**** Given data
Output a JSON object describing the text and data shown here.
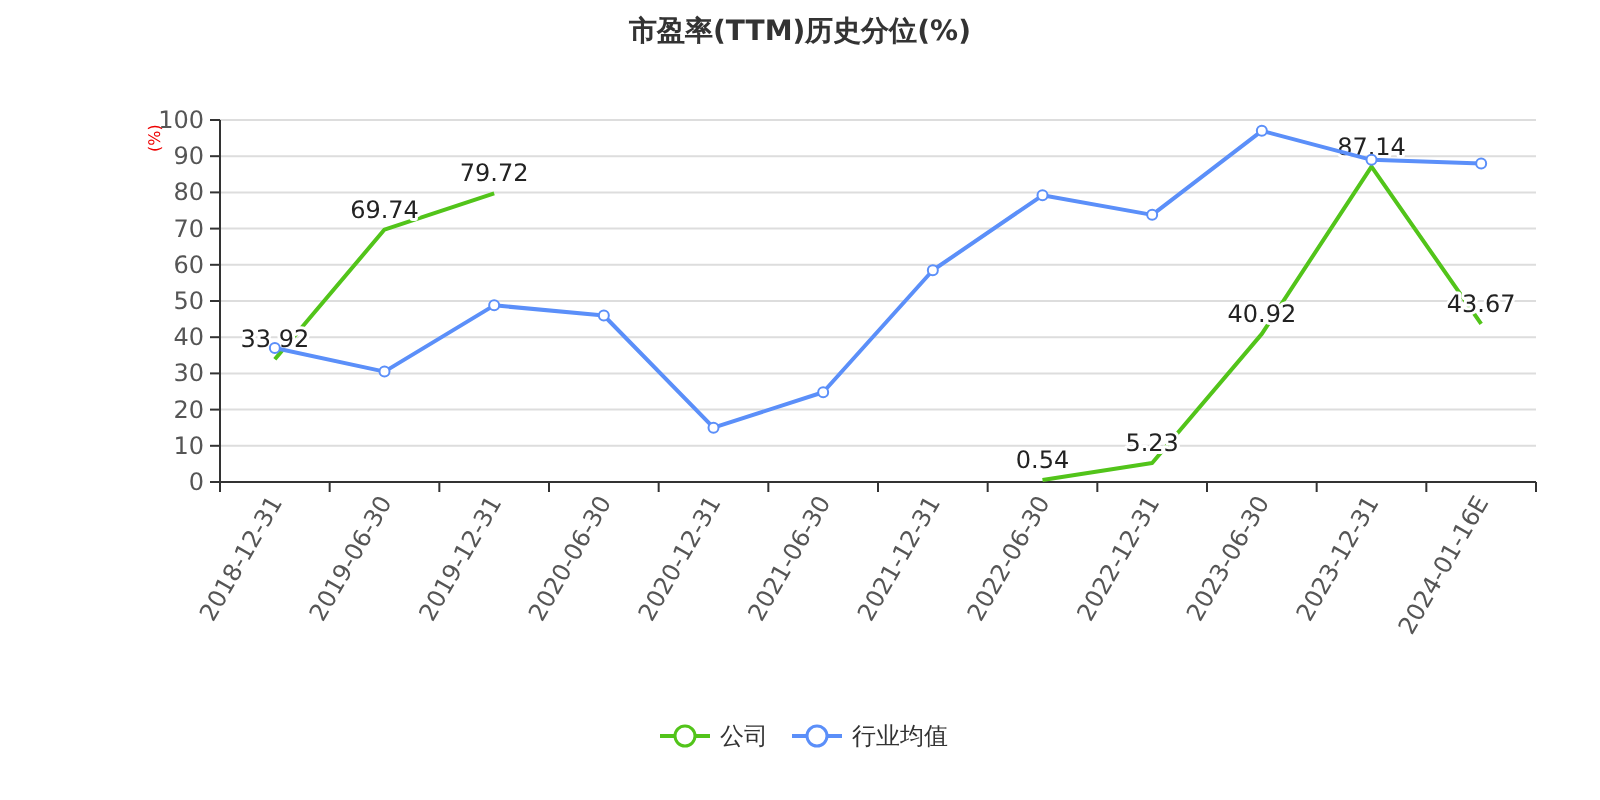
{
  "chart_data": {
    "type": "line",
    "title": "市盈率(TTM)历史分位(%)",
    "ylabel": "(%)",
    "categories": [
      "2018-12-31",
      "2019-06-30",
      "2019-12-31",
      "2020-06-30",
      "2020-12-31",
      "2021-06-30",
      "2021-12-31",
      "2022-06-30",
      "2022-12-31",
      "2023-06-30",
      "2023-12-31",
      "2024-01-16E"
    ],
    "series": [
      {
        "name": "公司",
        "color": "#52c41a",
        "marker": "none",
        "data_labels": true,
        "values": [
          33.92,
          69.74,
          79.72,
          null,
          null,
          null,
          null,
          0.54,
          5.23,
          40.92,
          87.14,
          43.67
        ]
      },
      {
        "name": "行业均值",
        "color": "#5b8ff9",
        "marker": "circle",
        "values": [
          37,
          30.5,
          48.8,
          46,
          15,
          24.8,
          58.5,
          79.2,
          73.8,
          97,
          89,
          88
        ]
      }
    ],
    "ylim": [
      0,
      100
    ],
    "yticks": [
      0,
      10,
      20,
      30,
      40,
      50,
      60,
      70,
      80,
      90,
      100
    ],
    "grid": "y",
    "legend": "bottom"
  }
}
********
• The task:
Word for word, quote the full listing, omitting every picture.

• Exercise result:
Output a JSON object describing the text and data shown here.
{
  "chart_data": {
    "type": "line",
    "title": "市盈率(TTM)历史分位(%)",
    "ylabel": "(%)",
    "categories": [
      "2018-12-31",
      "2019-06-30",
      "2019-12-31",
      "2020-06-30",
      "2020-12-31",
      "2021-06-30",
      "2021-12-31",
      "2022-06-30",
      "2022-12-31",
      "2023-06-30",
      "2023-12-31",
      "2024-01-16E"
    ],
    "series": [
      {
        "name": "公司",
        "color": "#52c41a",
        "marker": "none",
        "data_labels": true,
        "values": [
          33.92,
          69.74,
          79.72,
          null,
          null,
          null,
          null,
          0.54,
          5.23,
          40.92,
          87.14,
          43.67
        ]
      },
      {
        "name": "行业均值",
        "color": "#5b8ff9",
        "marker": "circle",
        "values": [
          37,
          30.5,
          48.8,
          46,
          15,
          24.8,
          58.5,
          79.2,
          73.8,
          97,
          89,
          88
        ]
      }
    ],
    "ylim": [
      0,
      100
    ],
    "yticks": [
      0,
      10,
      20,
      30,
      40,
      50,
      60,
      70,
      80,
      90,
      100
    ],
    "grid": "y",
    "legend": "bottom"
  }
}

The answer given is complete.